◆ **PROBLEM DETAILS**: From the listing below, select every line where the word "muss" appears.

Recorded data
## START

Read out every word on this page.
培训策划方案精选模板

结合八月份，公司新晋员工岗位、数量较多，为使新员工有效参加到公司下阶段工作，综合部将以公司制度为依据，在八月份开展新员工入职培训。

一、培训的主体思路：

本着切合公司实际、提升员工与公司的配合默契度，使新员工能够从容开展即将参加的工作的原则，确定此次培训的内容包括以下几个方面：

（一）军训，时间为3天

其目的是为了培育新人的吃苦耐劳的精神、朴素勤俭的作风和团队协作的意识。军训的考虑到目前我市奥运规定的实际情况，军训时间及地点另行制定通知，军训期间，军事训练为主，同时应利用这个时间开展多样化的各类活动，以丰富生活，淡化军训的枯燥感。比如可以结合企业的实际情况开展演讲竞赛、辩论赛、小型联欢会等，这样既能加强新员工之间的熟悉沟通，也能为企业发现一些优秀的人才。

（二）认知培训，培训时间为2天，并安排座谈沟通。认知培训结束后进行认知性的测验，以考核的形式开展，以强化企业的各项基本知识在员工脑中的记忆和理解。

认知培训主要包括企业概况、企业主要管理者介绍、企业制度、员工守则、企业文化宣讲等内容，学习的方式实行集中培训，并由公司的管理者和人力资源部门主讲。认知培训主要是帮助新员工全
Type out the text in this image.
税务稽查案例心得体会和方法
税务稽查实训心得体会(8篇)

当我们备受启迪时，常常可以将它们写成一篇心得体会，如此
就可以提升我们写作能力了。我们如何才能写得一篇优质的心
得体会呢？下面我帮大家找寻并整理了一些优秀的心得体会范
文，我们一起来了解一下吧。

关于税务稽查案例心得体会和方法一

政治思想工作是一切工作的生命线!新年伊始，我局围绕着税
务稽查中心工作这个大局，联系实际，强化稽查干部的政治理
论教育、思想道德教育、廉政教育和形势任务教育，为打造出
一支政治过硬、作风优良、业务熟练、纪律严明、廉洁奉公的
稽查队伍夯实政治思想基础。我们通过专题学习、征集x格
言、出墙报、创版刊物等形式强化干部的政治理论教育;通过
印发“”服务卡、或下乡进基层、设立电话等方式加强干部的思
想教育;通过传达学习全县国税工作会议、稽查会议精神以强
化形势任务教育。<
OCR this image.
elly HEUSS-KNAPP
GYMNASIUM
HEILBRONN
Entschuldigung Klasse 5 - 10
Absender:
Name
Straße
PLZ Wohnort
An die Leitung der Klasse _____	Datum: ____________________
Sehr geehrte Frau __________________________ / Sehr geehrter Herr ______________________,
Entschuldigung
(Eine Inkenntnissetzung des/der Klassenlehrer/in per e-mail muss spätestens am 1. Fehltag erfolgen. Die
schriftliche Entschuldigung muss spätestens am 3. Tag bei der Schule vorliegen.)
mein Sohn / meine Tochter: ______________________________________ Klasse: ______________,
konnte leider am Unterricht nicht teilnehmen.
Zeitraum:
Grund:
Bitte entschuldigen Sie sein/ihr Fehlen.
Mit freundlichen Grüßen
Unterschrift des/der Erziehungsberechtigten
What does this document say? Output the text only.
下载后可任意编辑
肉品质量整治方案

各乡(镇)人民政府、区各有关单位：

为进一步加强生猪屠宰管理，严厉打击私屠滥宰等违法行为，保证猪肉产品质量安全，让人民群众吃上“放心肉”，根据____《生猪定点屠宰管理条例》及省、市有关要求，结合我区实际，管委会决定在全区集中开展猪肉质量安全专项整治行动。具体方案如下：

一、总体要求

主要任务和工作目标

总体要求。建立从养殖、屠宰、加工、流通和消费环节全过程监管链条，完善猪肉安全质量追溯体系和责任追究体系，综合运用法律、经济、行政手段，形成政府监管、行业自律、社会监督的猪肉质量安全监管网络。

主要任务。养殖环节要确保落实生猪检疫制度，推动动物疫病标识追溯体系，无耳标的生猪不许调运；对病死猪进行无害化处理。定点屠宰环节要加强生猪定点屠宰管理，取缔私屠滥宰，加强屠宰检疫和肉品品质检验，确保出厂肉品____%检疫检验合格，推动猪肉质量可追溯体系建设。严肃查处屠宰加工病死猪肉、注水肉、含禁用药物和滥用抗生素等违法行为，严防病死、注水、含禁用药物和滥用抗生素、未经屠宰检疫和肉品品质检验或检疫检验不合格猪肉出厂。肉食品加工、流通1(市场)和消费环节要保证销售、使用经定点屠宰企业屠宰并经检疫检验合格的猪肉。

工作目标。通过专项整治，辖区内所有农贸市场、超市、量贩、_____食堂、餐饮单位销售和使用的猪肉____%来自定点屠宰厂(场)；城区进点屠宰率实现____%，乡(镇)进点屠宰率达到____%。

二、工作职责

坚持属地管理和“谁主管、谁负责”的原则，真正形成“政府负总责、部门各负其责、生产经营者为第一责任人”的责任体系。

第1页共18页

## END

◆ **THE OUTPUT**:
(Eine Inkenntnissetzung des/der Klassenlehrer/in per e-mail muss spätestens am 1. Fehltag erfolgen. Die
schriftliche Entschuldigung muss spätestens am 3. Tag bei der Schule vorliegen.)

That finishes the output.